*Exercise task:*
Using the data below, repeat all of it precisely.

*Data to use:*
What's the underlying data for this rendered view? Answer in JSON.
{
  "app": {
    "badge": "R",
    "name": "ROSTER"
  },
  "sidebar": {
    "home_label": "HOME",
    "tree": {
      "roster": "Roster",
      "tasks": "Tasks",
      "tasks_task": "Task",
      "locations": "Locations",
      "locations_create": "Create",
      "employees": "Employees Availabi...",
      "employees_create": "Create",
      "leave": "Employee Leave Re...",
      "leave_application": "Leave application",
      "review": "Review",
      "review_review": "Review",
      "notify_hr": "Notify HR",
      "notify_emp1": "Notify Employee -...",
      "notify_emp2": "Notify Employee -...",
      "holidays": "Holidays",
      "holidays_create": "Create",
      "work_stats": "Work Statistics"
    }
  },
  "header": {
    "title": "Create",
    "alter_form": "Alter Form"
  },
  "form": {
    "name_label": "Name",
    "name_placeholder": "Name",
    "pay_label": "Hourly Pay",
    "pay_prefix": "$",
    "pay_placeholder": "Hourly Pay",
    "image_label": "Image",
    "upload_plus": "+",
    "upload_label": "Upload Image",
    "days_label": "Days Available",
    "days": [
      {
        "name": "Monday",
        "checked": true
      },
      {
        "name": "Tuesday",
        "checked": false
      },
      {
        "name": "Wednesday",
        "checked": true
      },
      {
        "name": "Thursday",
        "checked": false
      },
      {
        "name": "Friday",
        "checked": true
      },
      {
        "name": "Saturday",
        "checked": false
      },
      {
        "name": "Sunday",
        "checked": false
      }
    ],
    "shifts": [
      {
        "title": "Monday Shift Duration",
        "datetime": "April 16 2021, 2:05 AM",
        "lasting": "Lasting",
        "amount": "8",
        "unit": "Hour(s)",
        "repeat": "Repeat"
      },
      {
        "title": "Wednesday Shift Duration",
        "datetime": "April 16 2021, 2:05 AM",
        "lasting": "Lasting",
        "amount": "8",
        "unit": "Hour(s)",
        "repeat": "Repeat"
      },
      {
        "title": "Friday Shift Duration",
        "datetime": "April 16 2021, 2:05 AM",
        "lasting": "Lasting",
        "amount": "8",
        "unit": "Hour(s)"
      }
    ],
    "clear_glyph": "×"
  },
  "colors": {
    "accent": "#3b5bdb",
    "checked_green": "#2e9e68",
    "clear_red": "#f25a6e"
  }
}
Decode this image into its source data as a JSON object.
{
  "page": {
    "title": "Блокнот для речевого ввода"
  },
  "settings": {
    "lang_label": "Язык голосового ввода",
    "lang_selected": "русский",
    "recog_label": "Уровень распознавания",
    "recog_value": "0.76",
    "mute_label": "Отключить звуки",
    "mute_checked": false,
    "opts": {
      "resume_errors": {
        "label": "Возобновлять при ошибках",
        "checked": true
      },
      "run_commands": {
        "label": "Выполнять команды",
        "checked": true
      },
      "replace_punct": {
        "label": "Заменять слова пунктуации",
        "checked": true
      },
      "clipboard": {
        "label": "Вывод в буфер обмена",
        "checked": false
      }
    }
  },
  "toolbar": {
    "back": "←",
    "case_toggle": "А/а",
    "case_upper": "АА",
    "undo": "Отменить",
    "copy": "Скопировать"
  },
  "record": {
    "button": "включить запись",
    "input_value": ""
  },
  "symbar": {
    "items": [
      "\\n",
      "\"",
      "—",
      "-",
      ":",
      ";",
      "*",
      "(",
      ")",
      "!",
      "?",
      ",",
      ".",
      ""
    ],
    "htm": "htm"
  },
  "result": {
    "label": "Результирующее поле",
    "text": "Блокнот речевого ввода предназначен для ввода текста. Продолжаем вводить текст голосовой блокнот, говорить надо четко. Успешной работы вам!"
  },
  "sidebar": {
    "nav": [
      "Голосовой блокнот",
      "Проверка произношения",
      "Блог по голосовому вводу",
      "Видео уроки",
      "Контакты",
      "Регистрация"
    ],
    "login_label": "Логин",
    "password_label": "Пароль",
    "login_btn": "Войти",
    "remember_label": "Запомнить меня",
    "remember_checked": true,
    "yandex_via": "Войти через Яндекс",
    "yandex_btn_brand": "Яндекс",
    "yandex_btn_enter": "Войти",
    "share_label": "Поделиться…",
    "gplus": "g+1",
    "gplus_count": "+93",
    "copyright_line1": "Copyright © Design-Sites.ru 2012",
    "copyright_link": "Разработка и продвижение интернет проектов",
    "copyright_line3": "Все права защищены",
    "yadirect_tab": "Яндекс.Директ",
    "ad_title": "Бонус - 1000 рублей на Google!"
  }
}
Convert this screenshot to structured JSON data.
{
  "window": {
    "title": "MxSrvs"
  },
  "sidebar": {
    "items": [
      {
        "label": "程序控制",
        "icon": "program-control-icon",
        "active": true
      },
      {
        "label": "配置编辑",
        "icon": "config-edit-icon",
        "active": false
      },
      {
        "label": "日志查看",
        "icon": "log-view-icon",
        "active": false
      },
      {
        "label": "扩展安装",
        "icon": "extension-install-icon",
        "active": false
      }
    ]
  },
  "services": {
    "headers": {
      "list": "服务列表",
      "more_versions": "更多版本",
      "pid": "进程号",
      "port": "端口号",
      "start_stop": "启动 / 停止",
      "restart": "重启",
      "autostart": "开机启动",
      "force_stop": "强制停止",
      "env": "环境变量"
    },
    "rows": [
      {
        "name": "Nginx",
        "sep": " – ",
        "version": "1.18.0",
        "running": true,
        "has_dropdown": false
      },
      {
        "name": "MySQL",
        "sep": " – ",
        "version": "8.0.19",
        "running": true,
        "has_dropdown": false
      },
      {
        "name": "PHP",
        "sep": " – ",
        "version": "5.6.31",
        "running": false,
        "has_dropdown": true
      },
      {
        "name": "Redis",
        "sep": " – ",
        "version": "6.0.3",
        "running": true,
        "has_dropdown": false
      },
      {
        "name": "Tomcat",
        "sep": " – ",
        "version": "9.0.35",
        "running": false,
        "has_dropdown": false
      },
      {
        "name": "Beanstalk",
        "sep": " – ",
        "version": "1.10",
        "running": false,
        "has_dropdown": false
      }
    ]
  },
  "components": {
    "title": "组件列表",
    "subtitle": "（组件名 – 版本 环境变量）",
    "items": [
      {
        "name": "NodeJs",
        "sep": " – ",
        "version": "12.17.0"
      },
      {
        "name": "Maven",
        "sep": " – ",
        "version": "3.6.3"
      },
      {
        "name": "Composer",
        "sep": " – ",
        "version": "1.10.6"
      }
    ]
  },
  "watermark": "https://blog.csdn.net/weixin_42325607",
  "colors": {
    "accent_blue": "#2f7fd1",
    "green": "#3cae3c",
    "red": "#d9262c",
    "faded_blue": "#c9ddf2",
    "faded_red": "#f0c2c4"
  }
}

*Full solution:*
What's the underlying data for this rendered view? Answer in JSON.
{
  "app": {
    "badge": "R",
    "name": "ROSTER"
  },
  "sidebar": {
    "home_label": "HOME",
    "tree": {
      "roster": "Roster",
      "tasks": "Tasks",
      "tasks_task": "Task",
      "locations": "Locations",
      "locations_create": "Create",
      "employees": "Employees Availabi...",
      "employees_create": "Create",
      "leave": "Employee Leave Re...",
      "leave_application": "Leave application",
      "review": "Review",
      "review_review": "Review",
      "notify_hr": "Notify HR",
      "notify_emp1": "Notify Employee -...",
      "notify_emp2": "Notify Employee -...",
      "holidays": "Holidays",
      "holidays_create": "Create",
      "work_stats": "Work Statistics"
    }
  },
  "header": {
    "title": "Create",
    "alter_form": "Alter Form"
  },
  "form": {
    "name_label": "Name",
    "name_placeholder": "Name",
    "pay_label": "Hourly Pay",
    "pay_prefix": "$",
    "pay_placeholder": "Hourly Pay",
    "image_label": "Image",
    "upload_plus": "+",
    "upload_label": "Upload Image",
    "days_label": "Days Available",
    "days": [
      {
        "name": "Monday",
        "checked": true
      },
      {
        "name": "Tuesday",
        "checked": false
      },
      {
        "name": "Wednesday",
        "checked": true
      },
      {
        "name": "Thursday",
        "checked": false
      },
      {
        "name": "Friday",
        "checked": true
      },
      {
        "name": "Saturday",
        "checked": false
      },
      {
        "name": "Sunday",
        "checked": false
      }
    ],
    "shifts": [
      {
        "title": "Monday Shift Duration",
        "datetime": "April 16 2021, 2:05 AM",
        "lasting": "Lasting",
        "amount": "8",
        "unit": "Hour(s)",
        "repeat": "Repeat"
      },
      {
        "title": "Wednesday Shift Duration",
        "datetime": "April 16 2021, 2:05 AM",
        "lasting": "Lasting",
        "amount": "8",
        "unit": "Hour(s)",
        "repeat": "Repeat"
      },
      {
        "title": "Friday Shift Duration",
        "datetime": "April 16 2021, 2:05 AM",
        "lasting": "Lasting",
        "amount": "8",
        "unit": "Hour(s)"
      }
    ],
    "clear_glyph": "×"
  },
  "colors": {
    "accent": "#3b5bdb",
    "checked_green": "#2e9e68",
    "clear_red": "#f25a6e"
  }
}
Decode this image into its source data as a JSON object.
{
  "page": {
    "title": "Блокнот для речевого ввода"
  },
  "settings": {
    "lang_label": "Язык голосового ввода",
    "lang_selected": "русский",
    "recog_label": "Уровень распознавания",
    "recog_value": "0.76",
    "mute_label": "Отключить звуки",
    "mute_checked": false,
    "opts": {
      "resume_errors": {
        "label": "Возобновлять при ошибках",
        "checked": true
      },
      "run_commands": {
        "label": "Выполнять команды",
        "checked": true
      },
      "replace_punct": {
        "label": "Заменять слова пунктуации",
        "checked": true
      },
      "clipboard": {
        "label": "Вывод в буфер обмена",
        "checked": false
      }
    }
  },
  "toolbar": {
    "back": "←",
    "case_toggle": "А/а",
    "case_upper": "АА",
    "undo": "Отменить",
    "copy": "Скопировать"
  },
  "record": {
    "button": "включить запись",
    "input_value": ""
  },
  "symbar": {
    "items": [
      "\\n",
      "\"",
      "—",
      "-",
      ":",
      ";",
      "*",
      "(",
      ")",
      "!",
      "?",
      ",",
      ".",
      ""
    ],
    "htm": "htm"
  },
  "result": {
    "label": "Результирующее поле",
    "text": "Блокнот речевого ввода предназначен для ввода текста. Продолжаем вводить текст голосовой блокнот, говорить надо четко. Успешной работы вам!"
  },
  "sidebar": {
    "nav": [
      "Голосовой блокнот",
      "Проверка произношения",
      "Блог по голосовому вводу",
      "Видео уроки",
      "Контакты",
      "Регистрация"
    ],
    "login_label": "Логин",
    "password_label": "Пароль",
    "login_btn": "Войти",
    "remember_label": "Запомнить меня",
    "remember_checked": true,
    "yandex_via": "Войти через Яндекс",
    "yandex_btn_brand": "Яндекс",
    "yandex_btn_enter": "Войти",
    "share_label": "Поделиться…",
    "gplus": "g+1",
    "gplus_count": "+93",
    "copyright_line1": "Copyright © Design-Sites.ru 2012",
    "copyright_link": "Разработка и продвижение интернет проектов",
    "copyright_line3": "Все права защищены",
    "yadirect_tab": "Яндекс.Директ",
    "ad_title": "Бонус - 1000 рублей на Google!"
  }
}
Convert this screenshot to structured JSON data.
{
  "window": {
    "title": "MxSrvs"
  },
  "sidebar": {
    "items": [
      {
        "label": "程序控制",
        "icon": "program-control-icon",
        "active": true
      },
      {
        "label": "配置编辑",
        "icon": "config-edit-icon",
        "active": false
      },
      {
        "label": "日志查看",
        "icon": "log-view-icon",
        "active": false
      },
      {
        "label": "扩展安装",
        "icon": "extension-install-icon",
        "active": false
      }
    ]
  },
  "services": {
    "headers": {
      "list": "服务列表",
      "more_versions": "更多版本",
      "pid": "进程号",
      "port": "端口号",
      "start_stop": "启动 / 停止",
      "restart": "重启",
      "autostart": "开机启动",
      "force_stop": "强制停止",
      "env": "环境变量"
    },
    "rows": [
      {
        "name": "Nginx",
        "sep": " – ",
        "version": "1.18.0",
        "running": true,
        "has_dropdown": false
      },
      {
        "name": "MySQL",
        "sep": " – ",
        "version": "8.0.19",
        "running": true,
        "has_dropdown": false
      },
      {
        "name": "PHP",
        "sep": " – ",
        "version": "5.6.31",
        "running": false,
        "has_dropdown": true
      },
      {
        "name": "Redis",
        "sep": " – ",
        "version": "6.0.3",
        "running": true,
        "has_dropdown": false
      },
      {
        "name": "Tomcat",
        "sep": " – ",
        "version": "9.0.35",
        "running": false,
        "has_dropdown": false
      },
      {
        "name": "Beanstalk",
        "sep": " – ",
        "version": "1.10",
        "running": false,
        "has_dropdown": false
      }
    ]
  },
  "components": {
    "title": "组件列表",
    "subtitle": "（组件名 – 版本 环境变量）",
    "items": [
      {
        "name": "NodeJs",
        "sep": " – ",
        "version": "12.17.0"
      },
      {
        "name": "Maven",
        "sep": " – ",
        "version": "3.6.3"
      },
      {
        "name": "Composer",
        "sep": " – ",
        "version": "1.10.6"
      }
    ]
  },
  "watermark": "https://blog.csdn.net/weixin_42325607",
  "colors": {
    "accent_blue": "#2f7fd1",
    "green": "#3cae3c",
    "red": "#d9262c",
    "faded_blue": "#c9ddf2",
    "faded_red": "#f0c2c4"
  }
}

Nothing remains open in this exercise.